WHAT IS REQUIRED: Filter the entries that follow, copying every line in which the word "Actinobacteria" appears.

Records from a collection of figures:
-- -- --
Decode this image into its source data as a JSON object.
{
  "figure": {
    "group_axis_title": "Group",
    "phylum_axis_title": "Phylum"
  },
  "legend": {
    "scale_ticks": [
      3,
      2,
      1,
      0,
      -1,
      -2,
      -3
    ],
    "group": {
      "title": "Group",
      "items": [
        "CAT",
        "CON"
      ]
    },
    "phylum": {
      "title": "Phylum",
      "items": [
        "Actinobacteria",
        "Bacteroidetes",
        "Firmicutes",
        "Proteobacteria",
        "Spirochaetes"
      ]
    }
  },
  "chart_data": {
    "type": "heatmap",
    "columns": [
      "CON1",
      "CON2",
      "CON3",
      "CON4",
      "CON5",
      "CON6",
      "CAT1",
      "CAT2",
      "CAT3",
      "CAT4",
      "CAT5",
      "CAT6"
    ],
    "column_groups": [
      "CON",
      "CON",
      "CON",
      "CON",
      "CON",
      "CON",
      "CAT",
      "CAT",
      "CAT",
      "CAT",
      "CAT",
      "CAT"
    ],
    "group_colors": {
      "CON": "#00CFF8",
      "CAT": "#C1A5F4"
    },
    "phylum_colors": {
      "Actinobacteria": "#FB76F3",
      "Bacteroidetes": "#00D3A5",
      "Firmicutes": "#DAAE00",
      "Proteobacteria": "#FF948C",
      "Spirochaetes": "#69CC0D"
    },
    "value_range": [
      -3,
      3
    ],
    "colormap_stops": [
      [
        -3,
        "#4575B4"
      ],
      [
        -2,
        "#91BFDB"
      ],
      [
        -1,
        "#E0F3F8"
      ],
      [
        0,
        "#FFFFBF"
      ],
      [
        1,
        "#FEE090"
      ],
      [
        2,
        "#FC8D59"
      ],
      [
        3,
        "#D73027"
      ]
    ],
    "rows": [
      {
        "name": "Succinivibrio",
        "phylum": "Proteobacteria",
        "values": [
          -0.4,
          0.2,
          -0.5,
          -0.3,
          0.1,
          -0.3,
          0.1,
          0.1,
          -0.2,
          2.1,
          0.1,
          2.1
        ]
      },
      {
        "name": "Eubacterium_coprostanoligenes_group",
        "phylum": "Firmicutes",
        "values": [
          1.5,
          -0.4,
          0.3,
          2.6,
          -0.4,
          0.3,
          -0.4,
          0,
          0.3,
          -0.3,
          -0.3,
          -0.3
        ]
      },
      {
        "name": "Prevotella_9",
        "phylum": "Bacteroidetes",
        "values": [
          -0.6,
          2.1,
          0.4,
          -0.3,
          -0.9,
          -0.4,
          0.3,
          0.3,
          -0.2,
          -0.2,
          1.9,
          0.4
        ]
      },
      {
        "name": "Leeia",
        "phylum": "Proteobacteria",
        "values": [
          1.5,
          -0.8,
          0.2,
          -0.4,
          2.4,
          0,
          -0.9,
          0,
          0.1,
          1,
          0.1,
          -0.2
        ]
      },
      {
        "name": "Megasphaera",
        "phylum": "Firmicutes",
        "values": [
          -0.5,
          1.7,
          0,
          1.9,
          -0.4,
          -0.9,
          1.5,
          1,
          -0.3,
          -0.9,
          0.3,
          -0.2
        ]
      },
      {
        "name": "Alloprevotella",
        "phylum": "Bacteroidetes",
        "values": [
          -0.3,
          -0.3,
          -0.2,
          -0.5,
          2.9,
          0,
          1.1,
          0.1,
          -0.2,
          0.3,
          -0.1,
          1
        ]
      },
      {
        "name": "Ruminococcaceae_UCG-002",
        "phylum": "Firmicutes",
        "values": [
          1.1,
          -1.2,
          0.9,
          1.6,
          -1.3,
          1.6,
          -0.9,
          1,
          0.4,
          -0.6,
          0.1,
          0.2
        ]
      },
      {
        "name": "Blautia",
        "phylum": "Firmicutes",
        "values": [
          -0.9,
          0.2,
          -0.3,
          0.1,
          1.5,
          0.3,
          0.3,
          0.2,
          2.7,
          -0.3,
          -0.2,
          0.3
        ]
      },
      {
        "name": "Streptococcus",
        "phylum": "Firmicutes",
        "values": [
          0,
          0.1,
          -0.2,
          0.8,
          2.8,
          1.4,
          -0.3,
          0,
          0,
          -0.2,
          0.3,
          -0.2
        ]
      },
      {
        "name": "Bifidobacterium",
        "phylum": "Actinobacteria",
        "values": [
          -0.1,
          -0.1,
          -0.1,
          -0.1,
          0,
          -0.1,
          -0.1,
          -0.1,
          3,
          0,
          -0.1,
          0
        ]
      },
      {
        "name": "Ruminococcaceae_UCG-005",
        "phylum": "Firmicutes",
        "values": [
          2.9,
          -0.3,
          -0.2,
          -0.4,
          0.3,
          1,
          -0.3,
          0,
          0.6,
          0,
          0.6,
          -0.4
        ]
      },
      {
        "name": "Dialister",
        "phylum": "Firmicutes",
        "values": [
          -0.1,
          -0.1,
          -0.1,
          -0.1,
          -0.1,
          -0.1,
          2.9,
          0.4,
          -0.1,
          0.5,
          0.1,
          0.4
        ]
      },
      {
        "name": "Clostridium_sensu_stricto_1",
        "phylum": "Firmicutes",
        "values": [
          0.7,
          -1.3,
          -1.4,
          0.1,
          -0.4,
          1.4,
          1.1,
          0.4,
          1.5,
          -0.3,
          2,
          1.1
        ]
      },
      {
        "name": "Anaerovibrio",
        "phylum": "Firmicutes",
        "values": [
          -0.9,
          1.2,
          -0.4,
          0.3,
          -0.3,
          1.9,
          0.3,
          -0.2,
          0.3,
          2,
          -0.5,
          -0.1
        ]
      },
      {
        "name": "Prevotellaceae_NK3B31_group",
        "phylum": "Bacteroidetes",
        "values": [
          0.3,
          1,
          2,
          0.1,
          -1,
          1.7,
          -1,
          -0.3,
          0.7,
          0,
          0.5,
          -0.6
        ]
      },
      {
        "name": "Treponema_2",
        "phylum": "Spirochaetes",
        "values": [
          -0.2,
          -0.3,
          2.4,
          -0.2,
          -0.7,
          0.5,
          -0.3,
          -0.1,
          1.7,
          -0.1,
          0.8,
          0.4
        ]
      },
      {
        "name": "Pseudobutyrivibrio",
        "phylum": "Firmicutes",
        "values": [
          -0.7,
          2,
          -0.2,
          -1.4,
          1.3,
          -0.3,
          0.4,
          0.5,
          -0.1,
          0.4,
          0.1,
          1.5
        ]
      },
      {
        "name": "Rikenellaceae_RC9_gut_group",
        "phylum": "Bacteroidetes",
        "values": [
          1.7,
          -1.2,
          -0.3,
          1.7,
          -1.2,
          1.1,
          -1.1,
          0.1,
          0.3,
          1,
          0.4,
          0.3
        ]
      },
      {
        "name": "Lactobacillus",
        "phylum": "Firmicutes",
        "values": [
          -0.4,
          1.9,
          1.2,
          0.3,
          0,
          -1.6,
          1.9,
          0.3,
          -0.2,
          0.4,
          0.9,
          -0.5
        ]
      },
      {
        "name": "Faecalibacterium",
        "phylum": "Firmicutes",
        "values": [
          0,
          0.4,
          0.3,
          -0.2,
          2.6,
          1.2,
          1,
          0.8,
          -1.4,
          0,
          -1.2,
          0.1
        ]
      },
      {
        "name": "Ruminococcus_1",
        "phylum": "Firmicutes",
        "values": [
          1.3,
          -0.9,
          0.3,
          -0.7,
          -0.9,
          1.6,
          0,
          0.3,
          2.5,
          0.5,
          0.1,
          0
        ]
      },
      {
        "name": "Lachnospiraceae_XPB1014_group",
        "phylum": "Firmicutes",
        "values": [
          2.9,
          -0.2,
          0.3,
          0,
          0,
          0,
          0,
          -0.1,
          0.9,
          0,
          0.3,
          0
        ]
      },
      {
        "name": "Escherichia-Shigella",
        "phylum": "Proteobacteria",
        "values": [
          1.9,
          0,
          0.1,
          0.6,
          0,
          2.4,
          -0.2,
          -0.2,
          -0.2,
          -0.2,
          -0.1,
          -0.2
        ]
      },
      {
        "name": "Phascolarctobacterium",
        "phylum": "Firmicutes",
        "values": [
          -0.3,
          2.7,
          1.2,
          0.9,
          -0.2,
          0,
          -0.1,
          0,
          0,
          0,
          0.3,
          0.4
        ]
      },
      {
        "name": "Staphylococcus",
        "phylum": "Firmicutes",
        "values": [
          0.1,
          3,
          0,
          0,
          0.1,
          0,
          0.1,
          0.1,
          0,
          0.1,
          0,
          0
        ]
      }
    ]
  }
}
-- -- --
EXERCISE RESPONSE:
        "Actinobacteria",
      "Actinobacteria": "#FB76F3",
        "phylum": "Actinobacteria",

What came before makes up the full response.